Data records

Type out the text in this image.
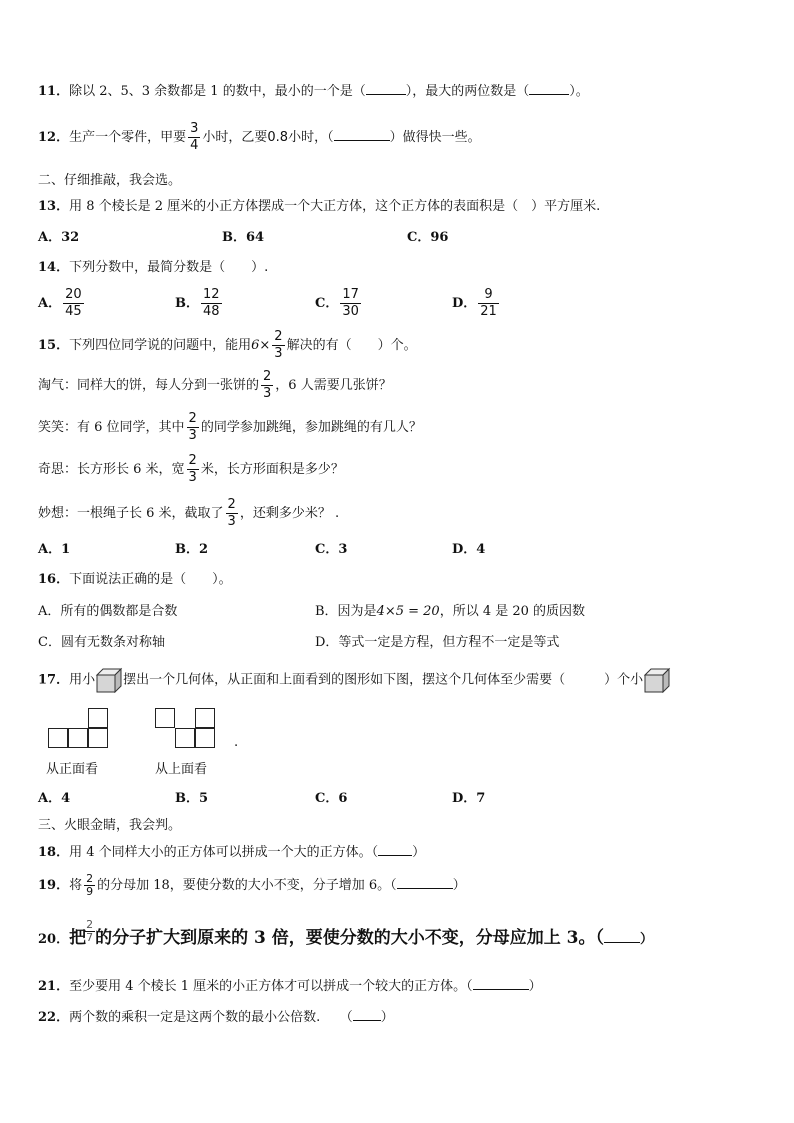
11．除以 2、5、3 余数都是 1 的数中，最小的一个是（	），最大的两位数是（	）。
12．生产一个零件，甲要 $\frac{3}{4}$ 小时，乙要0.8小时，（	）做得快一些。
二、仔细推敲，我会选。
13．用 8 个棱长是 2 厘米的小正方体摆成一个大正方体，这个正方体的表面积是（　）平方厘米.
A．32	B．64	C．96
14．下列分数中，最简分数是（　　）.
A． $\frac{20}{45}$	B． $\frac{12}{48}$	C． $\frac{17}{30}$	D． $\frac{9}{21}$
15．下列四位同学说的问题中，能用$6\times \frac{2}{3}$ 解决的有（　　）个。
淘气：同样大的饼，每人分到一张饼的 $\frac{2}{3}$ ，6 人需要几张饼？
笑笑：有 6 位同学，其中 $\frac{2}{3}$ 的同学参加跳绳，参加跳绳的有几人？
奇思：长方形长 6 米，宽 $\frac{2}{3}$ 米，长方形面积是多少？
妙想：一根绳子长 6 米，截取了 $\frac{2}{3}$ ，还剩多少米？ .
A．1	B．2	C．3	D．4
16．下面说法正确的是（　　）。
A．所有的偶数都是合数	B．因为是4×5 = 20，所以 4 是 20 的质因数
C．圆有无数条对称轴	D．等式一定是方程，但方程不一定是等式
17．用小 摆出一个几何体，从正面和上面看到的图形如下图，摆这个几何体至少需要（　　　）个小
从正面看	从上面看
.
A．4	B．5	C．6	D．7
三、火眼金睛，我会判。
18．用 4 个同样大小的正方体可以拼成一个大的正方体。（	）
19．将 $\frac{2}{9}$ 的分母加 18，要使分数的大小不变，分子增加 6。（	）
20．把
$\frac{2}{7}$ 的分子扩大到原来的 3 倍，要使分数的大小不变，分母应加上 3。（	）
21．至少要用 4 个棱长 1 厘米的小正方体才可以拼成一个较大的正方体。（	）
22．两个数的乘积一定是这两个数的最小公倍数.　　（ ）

* * *

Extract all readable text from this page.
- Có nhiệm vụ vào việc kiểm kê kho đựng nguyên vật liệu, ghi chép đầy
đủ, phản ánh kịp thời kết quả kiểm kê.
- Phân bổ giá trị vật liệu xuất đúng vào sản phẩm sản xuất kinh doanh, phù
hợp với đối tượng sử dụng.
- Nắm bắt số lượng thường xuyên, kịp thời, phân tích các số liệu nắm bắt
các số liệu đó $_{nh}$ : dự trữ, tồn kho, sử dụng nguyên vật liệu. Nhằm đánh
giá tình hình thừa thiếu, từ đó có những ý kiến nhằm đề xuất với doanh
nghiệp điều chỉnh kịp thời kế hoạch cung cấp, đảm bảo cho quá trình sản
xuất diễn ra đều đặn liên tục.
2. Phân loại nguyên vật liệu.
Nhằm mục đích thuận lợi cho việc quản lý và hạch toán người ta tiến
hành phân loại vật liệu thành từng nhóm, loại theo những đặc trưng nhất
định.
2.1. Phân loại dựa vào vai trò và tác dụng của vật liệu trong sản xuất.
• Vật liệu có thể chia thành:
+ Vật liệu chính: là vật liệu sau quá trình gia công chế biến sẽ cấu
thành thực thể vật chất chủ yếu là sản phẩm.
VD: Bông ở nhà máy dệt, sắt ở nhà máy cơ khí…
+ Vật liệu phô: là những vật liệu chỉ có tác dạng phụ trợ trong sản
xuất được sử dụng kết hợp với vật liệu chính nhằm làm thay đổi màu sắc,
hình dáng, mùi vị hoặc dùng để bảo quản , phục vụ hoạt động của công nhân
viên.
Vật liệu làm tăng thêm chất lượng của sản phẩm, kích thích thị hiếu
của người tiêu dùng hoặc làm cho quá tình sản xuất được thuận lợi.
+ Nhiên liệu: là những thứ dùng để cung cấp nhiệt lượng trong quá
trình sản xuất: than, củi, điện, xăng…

• [Goal]
Within the data above, pick out all lines holding the word "việc".

• [Finished task]
- Có nhiệm vụ vào việc kiểm kê kho đựng nguyên vật liệu, ghi chép đầy
Nhằm mục đích thuận lợi cho việc quản lý và hạch toán người ta tiến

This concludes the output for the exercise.